---------- Entries ----------

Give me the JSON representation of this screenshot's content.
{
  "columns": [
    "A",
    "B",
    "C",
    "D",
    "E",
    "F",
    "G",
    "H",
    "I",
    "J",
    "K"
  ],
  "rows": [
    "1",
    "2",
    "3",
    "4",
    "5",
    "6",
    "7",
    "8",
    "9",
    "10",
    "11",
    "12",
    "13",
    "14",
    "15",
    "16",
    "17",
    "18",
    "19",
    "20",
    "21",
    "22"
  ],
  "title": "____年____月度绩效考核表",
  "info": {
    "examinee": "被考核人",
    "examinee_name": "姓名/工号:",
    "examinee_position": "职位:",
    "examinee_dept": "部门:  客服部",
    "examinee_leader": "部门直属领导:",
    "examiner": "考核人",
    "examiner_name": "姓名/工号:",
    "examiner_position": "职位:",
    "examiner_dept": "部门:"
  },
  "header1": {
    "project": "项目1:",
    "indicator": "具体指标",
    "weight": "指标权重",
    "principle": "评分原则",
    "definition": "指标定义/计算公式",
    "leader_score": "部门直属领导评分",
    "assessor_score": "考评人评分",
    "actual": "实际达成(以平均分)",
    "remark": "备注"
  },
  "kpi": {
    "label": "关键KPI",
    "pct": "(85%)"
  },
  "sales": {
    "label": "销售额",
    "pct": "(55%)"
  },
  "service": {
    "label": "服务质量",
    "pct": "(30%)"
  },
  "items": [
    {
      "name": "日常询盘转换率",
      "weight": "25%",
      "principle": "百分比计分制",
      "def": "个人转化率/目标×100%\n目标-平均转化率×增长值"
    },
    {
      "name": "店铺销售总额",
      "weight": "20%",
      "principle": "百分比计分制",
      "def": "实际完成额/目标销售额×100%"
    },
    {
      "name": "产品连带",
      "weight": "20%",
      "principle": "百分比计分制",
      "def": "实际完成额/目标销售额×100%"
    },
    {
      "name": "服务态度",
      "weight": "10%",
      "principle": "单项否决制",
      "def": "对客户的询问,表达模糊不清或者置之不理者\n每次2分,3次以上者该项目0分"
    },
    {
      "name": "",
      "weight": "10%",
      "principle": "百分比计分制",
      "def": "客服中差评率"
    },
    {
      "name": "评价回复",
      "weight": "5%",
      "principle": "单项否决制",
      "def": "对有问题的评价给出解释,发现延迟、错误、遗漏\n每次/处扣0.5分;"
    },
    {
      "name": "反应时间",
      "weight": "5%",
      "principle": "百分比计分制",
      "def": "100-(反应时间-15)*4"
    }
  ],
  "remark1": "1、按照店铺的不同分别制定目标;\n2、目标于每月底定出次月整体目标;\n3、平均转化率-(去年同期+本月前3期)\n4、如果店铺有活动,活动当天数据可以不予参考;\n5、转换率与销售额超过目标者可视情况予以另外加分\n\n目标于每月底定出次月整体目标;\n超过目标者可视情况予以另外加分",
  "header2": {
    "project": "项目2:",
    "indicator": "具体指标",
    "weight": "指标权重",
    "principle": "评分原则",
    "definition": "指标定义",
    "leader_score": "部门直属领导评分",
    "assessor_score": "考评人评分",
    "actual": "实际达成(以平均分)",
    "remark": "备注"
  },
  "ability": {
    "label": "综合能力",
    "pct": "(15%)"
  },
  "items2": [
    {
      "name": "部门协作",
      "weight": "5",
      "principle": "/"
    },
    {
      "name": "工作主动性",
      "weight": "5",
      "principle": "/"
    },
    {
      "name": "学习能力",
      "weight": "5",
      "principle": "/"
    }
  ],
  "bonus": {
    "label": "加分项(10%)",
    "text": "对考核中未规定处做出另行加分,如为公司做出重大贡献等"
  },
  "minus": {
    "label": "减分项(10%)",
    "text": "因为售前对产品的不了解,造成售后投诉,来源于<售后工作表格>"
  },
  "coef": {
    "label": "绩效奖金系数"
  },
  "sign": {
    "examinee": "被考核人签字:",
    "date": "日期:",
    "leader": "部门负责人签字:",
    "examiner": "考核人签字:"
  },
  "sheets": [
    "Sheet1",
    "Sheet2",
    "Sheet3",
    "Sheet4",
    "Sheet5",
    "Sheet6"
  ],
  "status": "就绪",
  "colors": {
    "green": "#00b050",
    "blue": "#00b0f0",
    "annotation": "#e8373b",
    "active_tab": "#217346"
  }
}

----------

## Goal
Repeat the material word for word, in full.

## Response for this exercise
Give me the JSON representation of this screenshot's content.
{
  "columns": [
    "A",
    "B",
    "C",
    "D",
    "E",
    "F",
    "G",
    "H",
    "I",
    "J",
    "K"
  ],
  "rows": [
    "1",
    "2",
    "3",
    "4",
    "5",
    "6",
    "7",
    "8",
    "9",
    "10",
    "11",
    "12",
    "13",
    "14",
    "15",
    "16",
    "17",
    "18",
    "19",
    "20",
    "21",
    "22"
  ],
  "title": "____年____月度绩效考核表",
  "info": {
    "examinee": "被考核人",
    "examinee_name": "姓名/工号:",
    "examinee_position": "职位:",
    "examinee_dept": "部门:  客服部",
    "examinee_leader": "部门直属领导:",
    "examiner": "考核人",
    "examiner_name": "姓名/工号:",
    "examiner_position": "职位:",
    "examiner_dept": "部门:"
  },
  "header1": {
    "project": "项目1:",
    "indicator": "具体指标",
    "weight": "指标权重",
    "principle": "评分原则",
    "definition": "指标定义/计算公式",
    "leader_score": "部门直属领导评分",
    "assessor_score": "考评人评分",
    "actual": "实际达成(以平均分)",
    "remark": "备注"
  },
  "kpi": {
    "label": "关键KPI",
    "pct": "(85%)"
  },
  "sales": {
    "label": "销售额",
    "pct": "(55%)"
  },
  "service": {
    "label": "服务质量",
    "pct": "(30%)"
  },
  "items": [
    {
      "name": "日常询盘转换率",
      "weight": "25%",
      "principle": "百分比计分制",
      "def": "个人转化率/目标×100%\n目标-平均转化率×增长值"
    },
    {
      "name": "店铺销售总额",
      "weight": "20%",
      "principle": "百分比计分制",
      "def": "实际完成额/目标销售额×100%"
    },
    {
      "name": "产品连带",
      "weight": "20%",
      "principle": "百分比计分制",
      "def": "实际完成额/目标销售额×100%"
    },
    {
      "name": "服务态度",
      "weight": "10%",
      "principle": "单项否决制",
      "def": "对客户的询问,表达模糊不清或者置之不理者\n每次2分,3次以上者该项目0分"
    },
    {
      "name": "",
      "weight": "10%",
      "principle": "百分比计分制",
      "def": "客服中差评率"
    },
    {
      "name": "评价回复",
      "weight": "5%",
      "principle": "单项否决制",
      "def": "对有问题的评价给出解释,发现延迟、错误、遗漏\n每次/处扣0.5分;"
    },
    {
      "name": "反应时间",
      "weight": "5%",
      "principle": "百分比计分制",
      "def": "100-(反应时间-15)*4"
    }
  ],
  "remark1": "1、按照店铺的不同分别制定目标;\n2、目标于每月底定出次月整体目标;\n3、平均转化率-(去年同期+本月前3期)\n4、如果店铺有活动,活动当天数据可以不予参考;\n5、转换率与销售额超过目标者可视情况予以另外加分\n\n目标于每月底定出次月整体目标;\n超过目标者可视情况予以另外加分",
  "header2": {
    "project": "项目2:",
    "indicator": "具体指标",
    "weight": "指标权重",
    "principle": "评分原则",
    "definition": "指标定义",
    "leader_score": "部门直属领导评分",
    "assessor_score": "考评人评分",
    "actual": "实际达成(以平均分)",
    "remark": "备注"
  },
  "ability": {
    "label": "综合能力",
    "pct": "(15%)"
  },
  "items2": [
    {
      "name": "部门协作",
      "weight": "5",
      "principle": "/"
    },
    {
      "name": "工作主动性",
      "weight": "5",
      "principle": "/"
    },
    {
      "name": "学习能力",
      "weight": "5",
      "principle": "/"
    }
  ],
  "bonus": {
    "label": "加分项(10%)",
    "text": "对考核中未规定处做出另行加分,如为公司做出重大贡献等"
  },
  "minus": {
    "label": "减分项(10%)",
    "text": "因为售前对产品的不了解,造成售后投诉,来源于<售后工作表格>"
  },
  "coef": {
    "label": "绩效奖金系数"
  },
  "sign": {
    "examinee": "被考核人签字:",
    "date": "日期:",
    "leader": "部门负责人签字:",
    "examiner": "考核人签字:"
  },
  "sheets": [
    "Sheet1",
    "Sheet2",
    "Sheet3",
    "Sheet4",
    "Sheet5",
    "Sheet6"
  ],
  "status": "就绪",
  "colors": {
    "green": "#00b050",
    "blue": "#00b0f0",
    "annotation": "#e8373b",
    "active_tab": "#217346"
  }
}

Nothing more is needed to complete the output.